• [Records provided]:
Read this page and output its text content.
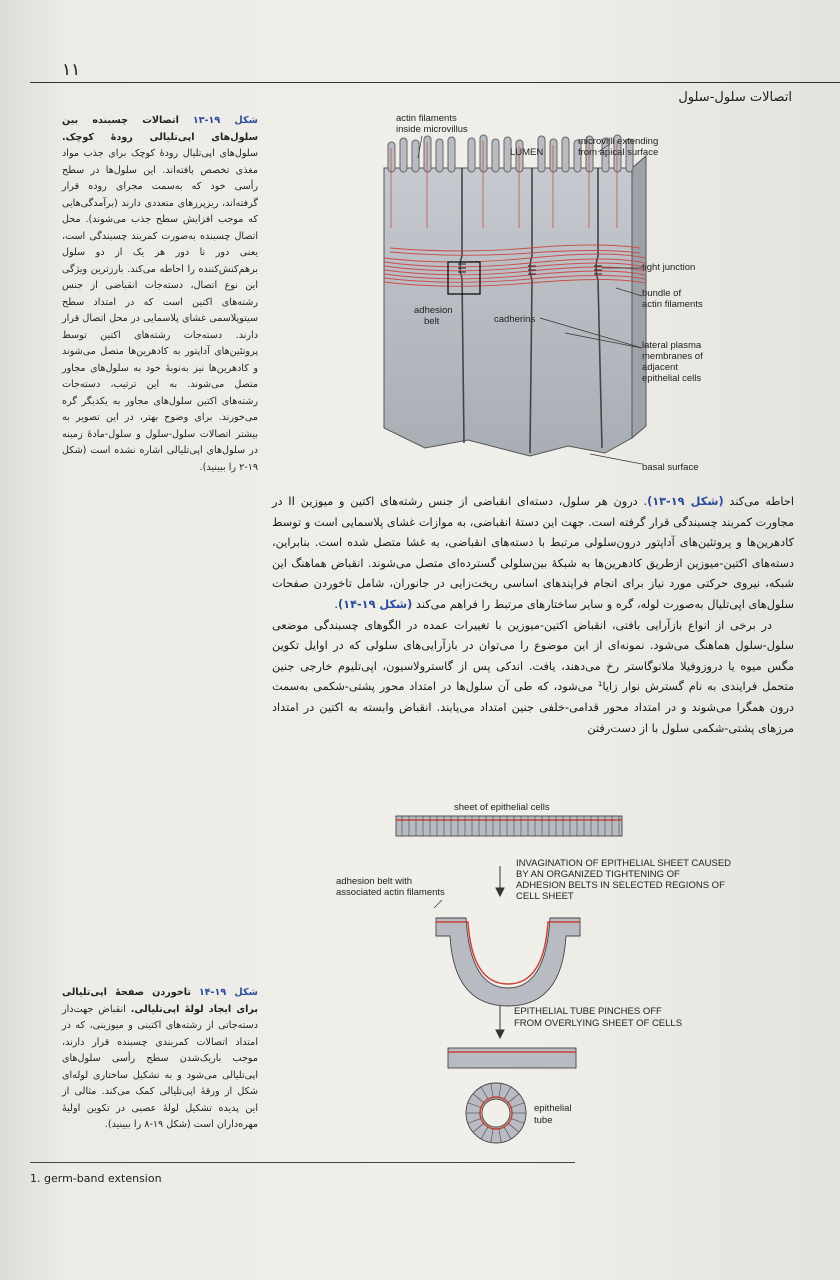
۱۱
اتصالات سلول-سلول
شکل ۱۹-۱۳ اتصالات چسبنده بین سلول‌های اپی‌تلیالی رودهٔ کوچک. سلول‌های اپی‌تلیال رودهٔ کوچک برای جذب مواد مغذی تخصص یافته‌اند. این سلول‌ها در سطح رأسی خود که به‌سمت مجرای روده قرار گرفته‌اند، ریزپرزهای متعددی دارند (برآمدگی‌هایی که موجب افزایش سطح جذب می‌شوند). محل اتصال چسبنده به‌صورت کمربند چسبندگی است، یعنی دور تا دور هر یک از دو سلول برهم‌کنش‌کننده را احاطه می‌کند. بارزترین ویژگی این نوع اتصال، دسته‌جات انقباضی از جنس رشته‌های اکتین است که در امتداد سطح سیتوپلاسمی غشای پلاسمایی در محل اتصال قرار دارند. دسته‌جات رشته‌های اکتین توسط پروتئین‌های آداپتور به کادهرین‌ها متصل می‌شوند و کادهرین‌ها نیز به‌نوبهٔ خود به سلول‌های مجاور متصل می‌شوند. به این ترتیب، دسته‌جات رشته‌های اکتین سلول‌های مجاور به یکدیگر گره می‌خورند. برای وضوح بهتر، در این تصویر به بیشتر اتصالات سلول-سلول و سلول-مادهٔ زمینه در سلول‌های اپی‌تلیالی اشاره نشده است (شکل ۱۹-۲ را ببینید).
actin filaments
inside microvillus
LUMEN
microvilli extending
from apical surface
tight junction
bundle of
actin filaments
adhesion
belt	cadherins
lateral plasma
membranes of
adjacent
epithelial cells
basal surface

احاطه می‌کند (شکل ۱۹-۱۳). درون هر سلول، دسته‌ای انقباضی از جنس رشته‌های اکتین و میوزین II در مجاورت کمربند چسبندگی قرار گرفته است. جهت این دستهٔ انقباضی، به موازات غشای پلاسمایی است و توسط کادهرین‌ها و پروتئین‌های آداپتور درون‌سلولی مرتبط با دسته‌های انقباضی، به غشا متصل شده است. بنابراین، دسته‌های اکتین-میوزین ازطریق کادهرین‌ها به شبکهٔ بین‌سلولی گسترده‌ای متصل می‌شوند. انقباض هماهنگ این شبکه، نیروی حرکتی مورد نیاز برای انجام فرایندهای اساسی ریخت‌زایی در جانوران، شامل تاخوردن صفحات سلول‌های اپی‌تلیال به‌صورت لوله، گره و سایر ساختارهای مرتبط را فراهم می‌کند (شکل ۱۹-۱۴).

در برخی از انواع بازآرایی بافتی، انقباض اکتین-میوزین با تغییرات عمده در الگوهای چسبندگی موضعی سلول-سلول هماهنگ می‌شود. نمونه‌ای از این موضوع را می‌توان در بازآرایی‌های سلولی که در اوایل تکوین مگس میوه یا دروزوفیلا ملانوگاستر رخ می‌دهند، یافت. اندکی پس از گاسترولاسیون، اپی‌تلیوم خارجی جنین متحمل فرایندی به نام گسترش نوار زایا¹ می‌شود، که طی آن سلول‌ها در امتداد محور پشتی-شکمی به‌سمت درون همگرا می‌شوند و در امتداد محور قدامی-خلفی جنین امتداد می‌یابند. انقباض وابسته به اکتین در امتداد مرزهای پشتی-شکمی سلول با از دست‌رفتن

sheet of epithelial cells
adhesion belt with
associated actin filaments
INVAGINATION OF EPITHELIAL SHEET CAUSED
BY AN ORGANIZED TIGHTENING OF
ADHESION BELTS IN SELECTED REGIONS OF
CELL SHEET
EPITHELIAL TUBE PINCHES OFF
FROM OVERLYING SHEET OF CELLS
epithelial
tube
شکل ۱۹-۱۴ تاخوردن صفحهٔ اپی‌تلیالی برای ایجاد لولهٔ اپی‌تلیالی. انقباض جهت‌دار دسته‌جاتی از رشته‌های اکتینی و میوزینی، که در امتداد اتصالات کمربندی چسبنده قرار دارند، موجب باریک‌شدن سطح رأسی سلول‌های اپی‌تلیالی می‌شود و به تشکیل ساختاری لوله‌ای شکل از ورقهٔ اپی‌تلیالی کمک می‌کند. مثالی از این پدیده تشکیل لولهٔ عصبی در تکوین اولیهٔ مهره‌داران است (شکل ۱۹-۸ را ببینید).
1. germ-band extension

• [Work to be completed]: Only the text of the listing should be returned, exactly and in full; no image goes into the copy.

• [Answer section]:
Read this page and output its text content.
۱۱
اتصالات سلول-سلول
شکل ۱۹-۱۳ اتصالات چسبنده بین سلول‌های اپی‌تلیالی رودهٔ کوچک. سلول‌های اپی‌تلیال رودهٔ کوچک برای جذب مواد مغذی تخصص یافته‌اند. این سلول‌ها در سطح رأسی خود که به‌سمت مجرای روده قرار گرفته‌اند، ریزپرزهای متعددی دارند (برآمدگی‌هایی که موجب افزایش سطح جذب می‌شوند). محل اتصال چسبنده به‌صورت کمربند چسبندگی است، یعنی دور تا دور هر یک از دو سلول برهم‌کنش‌کننده را احاطه می‌کند. بارزترین ویژگی این نوع اتصال، دسته‌جات انقباضی از جنس رشته‌های اکتین است که در امتداد سطح سیتوپلاسمی غشای پلاسمایی در محل اتصال قرار دارند. دسته‌جات رشته‌های اکتین توسط پروتئین‌های آداپتور به کادهرین‌ها متصل می‌شوند و کادهرین‌ها نیز به‌نوبهٔ خود به سلول‌های مجاور متصل می‌شوند. به این ترتیب، دسته‌جات رشته‌های اکتین سلول‌های مجاور به یکدیگر گره می‌خورند. برای وضوح بهتر، در این تصویر به بیشتر اتصالات سلول-سلول و سلول-مادهٔ زمینه در سلول‌های اپی‌تلیالی اشاره نشده است (شکل ۱۹-۲ را ببینید).
actin filaments
inside microvillus
LUMEN
microvilli extending
from apical surface
tight junction
bundle of
actin filaments
adhesion
belt	cadherins
lateral plasma
membranes of
adjacent
epithelial cells
basal surface

احاطه می‌کند (شکل ۱۹-۱۳). درون هر سلول، دسته‌ای انقباضی از جنس رشته‌های اکتین و میوزین II در مجاورت کمربند چسبندگی قرار گرفته است. جهت این دستهٔ انقباضی، به موازات غشای پلاسمایی است و توسط کادهرین‌ها و پروتئین‌های آداپتور درون‌سلولی مرتبط با دسته‌های انقباضی، به غشا متصل شده است. بنابراین، دسته‌های اکتین-میوزین ازطریق کادهرین‌ها به شبکهٔ بین‌سلولی گسترده‌ای متصل می‌شوند. انقباض هماهنگ این شبکه، نیروی حرکتی مورد نیاز برای انجام فرایندهای اساسی ریخت‌زایی در جانوران، شامل تاخوردن صفحات سلول‌های اپی‌تلیال به‌صورت لوله، گره و سایر ساختارهای مرتبط را فراهم می‌کند (شکل ۱۹-۱۴).

در برخی از انواع بازآرایی بافتی، انقباض اکتین-میوزین با تغییرات عمده در الگوهای چسبندگی موضعی سلول-سلول هماهنگ می‌شود. نمونه‌ای از این موضوع را می‌توان در بازآرایی‌های سلولی که در اوایل تکوین مگس میوه یا دروزوفیلا ملانوگاستر رخ می‌دهند، یافت. اندکی پس از گاسترولاسیون، اپی‌تلیوم خارجی جنین متحمل فرایندی به نام گسترش نوار زایا¹ می‌شود، که طی آن سلول‌ها در امتداد محور پشتی-شکمی به‌سمت درون همگرا می‌شوند و در امتداد محور قدامی-خلفی جنین امتداد می‌یابند. انقباض وابسته به اکتین در امتداد مرزهای پشتی-شکمی سلول با از دست‌رفتن

sheet of epithelial cells
adhesion belt with
associated actin filaments
INVAGINATION OF EPITHELIAL SHEET CAUSED
BY AN ORGANIZED TIGHTENING OF
ADHESION BELTS IN SELECTED REGIONS OF
CELL SHEET
EPITHELIAL TUBE PINCHES OFF
FROM OVERLYING SHEET OF CELLS
epithelial
tube
شکل ۱۹-۱۴ تاخوردن صفحهٔ اپی‌تلیالی برای ایجاد لولهٔ اپی‌تلیالی. انقباض جهت‌دار دسته‌جاتی از رشته‌های اکتینی و میوزینی، که در امتداد اتصالات کمربندی چسبنده قرار دارند، موجب باریک‌شدن سطح رأسی سلول‌های اپی‌تلیالی می‌شود و به تشکیل ساختاری لوله‌ای شکل از ورقهٔ اپی‌تلیالی کمک می‌کند. مثالی از این پدیده تشکیل لولهٔ عصبی در تکوین اولیهٔ مهره‌داران است (شکل ۱۹-۸ را ببینید).
1. germ-band extension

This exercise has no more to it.